### Records from a data collection
+--
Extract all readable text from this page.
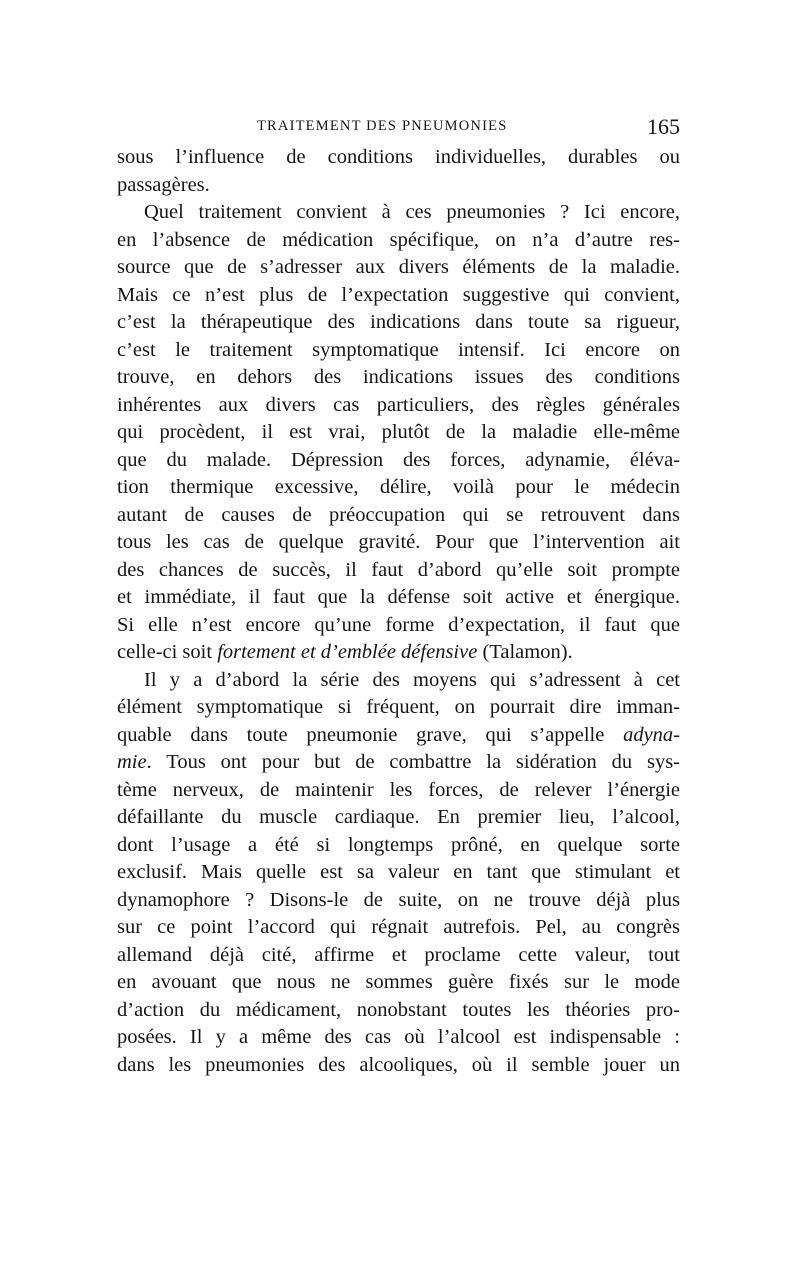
TRAITEMENT DES PNEUMONIES	165
sous l’influence de conditions individuelles, durables ou
passagères.
Quel traitement convient à ces pneumonies ? Ici encore,
en l’absence de médication spécifique, on n’a d’autre res-
source que de s’adresser aux divers éléments de la maladie.
Mais ce n’est plus de l’expectation suggestive qui convient,
c’est la thérapeutique des indications dans toute sa rigueur,
c’est le traitement symptomatique intensif. Ici encore on
trouve, en dehors des indications issues des conditions
inhérentes aux divers cas particuliers, des règles générales
qui procèdent, il est vrai, plutôt de la maladie elle-même
que du malade. Dépression des forces, adynamie, éléva-
tion thermique excessive, délire, voilà pour le médecin
autant de causes de préoccupation qui se retrouvent dans
tous les cas de quelque gravité. Pour que l’intervention ait
des chances de succès, il faut d’abord qu’elle soit prompte
et immédiate, il faut que la défense soit active et énergique.
Si elle n’est encore qu’une forme d’expectation, il faut que
celle-ci soit fortement et d’emblée défensive (Talamon).
Il y a d’abord la série des moyens qui s’adressent à cet
élément symptomatique si fréquent, on pourrait dire imman-
quable dans toute pneumonie grave, qui s’appelle adyna-
mie. Tous ont pour but de combattre la sidération du sys-
tème nerveux, de maintenir les forces, de relever l’énergie
défaillante du muscle cardiaque. En premier lieu, l’alcool,
dont l’usage a été si longtemps prôné, en quelque sorte
exclusif. Mais quelle est sa valeur en tant que stimulant et
dynamophore ? Disons-le de suite, on ne trouve déjà plus
sur ce point l’accord qui régnait autrefois. Pel, au congrès
allemand déjà cité, affirme et proclame cette valeur, tout
en avouant que nous ne sommes guère fixés sur le mode
d’action du médicament, nonobstant toutes les théories pro-
posées. Il y a même des cas où l’alcool est indispensable :
dans les pneumonies des alcooliques, où il semble jouer un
+--
In the listing above, find the lines holding the word "encore" and copy them.

Quel traitement convient à ces pneumonies ? Ici encore,
c’est le traitement symptomatique intensif. Ici encore on
Si elle n’est encore qu’une forme d’expectation, il faut que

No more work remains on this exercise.